• [DESCRIPTION OF THE TASK]:
How many of the lines below include "signature"? Give the number and no other words.
(RECORDS SHOWN)
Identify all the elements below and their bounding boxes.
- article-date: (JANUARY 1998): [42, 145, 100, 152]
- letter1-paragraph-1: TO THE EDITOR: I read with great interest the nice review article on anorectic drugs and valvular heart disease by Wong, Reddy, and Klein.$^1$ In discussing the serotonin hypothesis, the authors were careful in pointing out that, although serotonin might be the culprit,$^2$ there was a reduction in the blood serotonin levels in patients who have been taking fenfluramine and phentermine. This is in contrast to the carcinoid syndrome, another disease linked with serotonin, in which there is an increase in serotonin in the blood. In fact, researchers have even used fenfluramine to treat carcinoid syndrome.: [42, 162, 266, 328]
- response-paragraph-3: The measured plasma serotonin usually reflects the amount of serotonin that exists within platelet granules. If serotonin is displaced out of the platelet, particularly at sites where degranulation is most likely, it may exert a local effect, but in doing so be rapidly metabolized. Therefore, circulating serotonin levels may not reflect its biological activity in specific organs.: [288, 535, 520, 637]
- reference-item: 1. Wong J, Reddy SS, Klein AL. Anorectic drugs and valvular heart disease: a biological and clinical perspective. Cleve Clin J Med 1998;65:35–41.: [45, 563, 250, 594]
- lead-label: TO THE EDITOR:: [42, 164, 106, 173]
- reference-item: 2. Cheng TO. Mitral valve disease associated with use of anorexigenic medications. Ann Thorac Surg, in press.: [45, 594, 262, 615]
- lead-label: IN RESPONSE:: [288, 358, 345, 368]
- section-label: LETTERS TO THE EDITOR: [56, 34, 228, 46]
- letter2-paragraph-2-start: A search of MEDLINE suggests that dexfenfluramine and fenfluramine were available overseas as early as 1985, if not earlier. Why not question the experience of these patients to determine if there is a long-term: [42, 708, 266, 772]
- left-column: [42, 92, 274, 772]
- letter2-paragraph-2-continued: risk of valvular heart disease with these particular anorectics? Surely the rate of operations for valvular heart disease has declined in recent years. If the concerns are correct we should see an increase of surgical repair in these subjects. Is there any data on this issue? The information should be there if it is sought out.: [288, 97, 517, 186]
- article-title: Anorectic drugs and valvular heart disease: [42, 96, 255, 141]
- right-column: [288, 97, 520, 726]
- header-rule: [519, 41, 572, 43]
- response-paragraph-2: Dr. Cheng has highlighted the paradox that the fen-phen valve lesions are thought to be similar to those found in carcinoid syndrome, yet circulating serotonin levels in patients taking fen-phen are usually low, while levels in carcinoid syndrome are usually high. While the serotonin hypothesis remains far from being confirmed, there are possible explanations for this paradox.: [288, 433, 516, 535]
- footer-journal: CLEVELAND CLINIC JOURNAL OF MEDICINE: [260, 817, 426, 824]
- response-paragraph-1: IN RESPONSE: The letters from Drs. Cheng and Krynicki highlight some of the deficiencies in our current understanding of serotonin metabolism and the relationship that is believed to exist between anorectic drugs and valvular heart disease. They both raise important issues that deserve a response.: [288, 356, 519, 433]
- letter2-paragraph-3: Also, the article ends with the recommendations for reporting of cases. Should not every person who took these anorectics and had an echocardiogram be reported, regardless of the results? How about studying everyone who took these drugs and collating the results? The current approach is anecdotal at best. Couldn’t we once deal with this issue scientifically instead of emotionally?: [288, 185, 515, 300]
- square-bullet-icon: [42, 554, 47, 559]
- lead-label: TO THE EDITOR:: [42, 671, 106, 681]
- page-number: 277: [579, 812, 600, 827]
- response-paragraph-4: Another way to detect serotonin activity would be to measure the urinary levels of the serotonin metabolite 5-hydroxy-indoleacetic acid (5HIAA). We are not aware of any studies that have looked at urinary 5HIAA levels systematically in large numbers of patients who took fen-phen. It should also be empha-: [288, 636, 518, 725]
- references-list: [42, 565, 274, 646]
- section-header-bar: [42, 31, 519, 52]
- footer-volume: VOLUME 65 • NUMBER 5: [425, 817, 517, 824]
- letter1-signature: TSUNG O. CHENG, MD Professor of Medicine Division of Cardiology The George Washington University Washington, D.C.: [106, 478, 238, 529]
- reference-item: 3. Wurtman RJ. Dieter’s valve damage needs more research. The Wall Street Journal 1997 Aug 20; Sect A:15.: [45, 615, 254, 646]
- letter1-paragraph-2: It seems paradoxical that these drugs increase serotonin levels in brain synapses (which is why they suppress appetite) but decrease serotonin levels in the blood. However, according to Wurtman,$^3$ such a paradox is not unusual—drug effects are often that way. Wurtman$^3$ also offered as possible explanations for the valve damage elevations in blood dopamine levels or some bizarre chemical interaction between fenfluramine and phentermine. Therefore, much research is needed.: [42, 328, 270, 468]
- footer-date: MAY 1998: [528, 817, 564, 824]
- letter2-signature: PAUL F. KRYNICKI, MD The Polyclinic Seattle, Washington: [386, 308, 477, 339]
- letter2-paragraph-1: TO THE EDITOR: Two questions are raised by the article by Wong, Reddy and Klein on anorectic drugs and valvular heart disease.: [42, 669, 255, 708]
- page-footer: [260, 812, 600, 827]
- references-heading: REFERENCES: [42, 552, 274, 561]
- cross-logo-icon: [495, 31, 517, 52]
(End RECORDS SHOWN)
• [RESULT OF THE TASK]:
2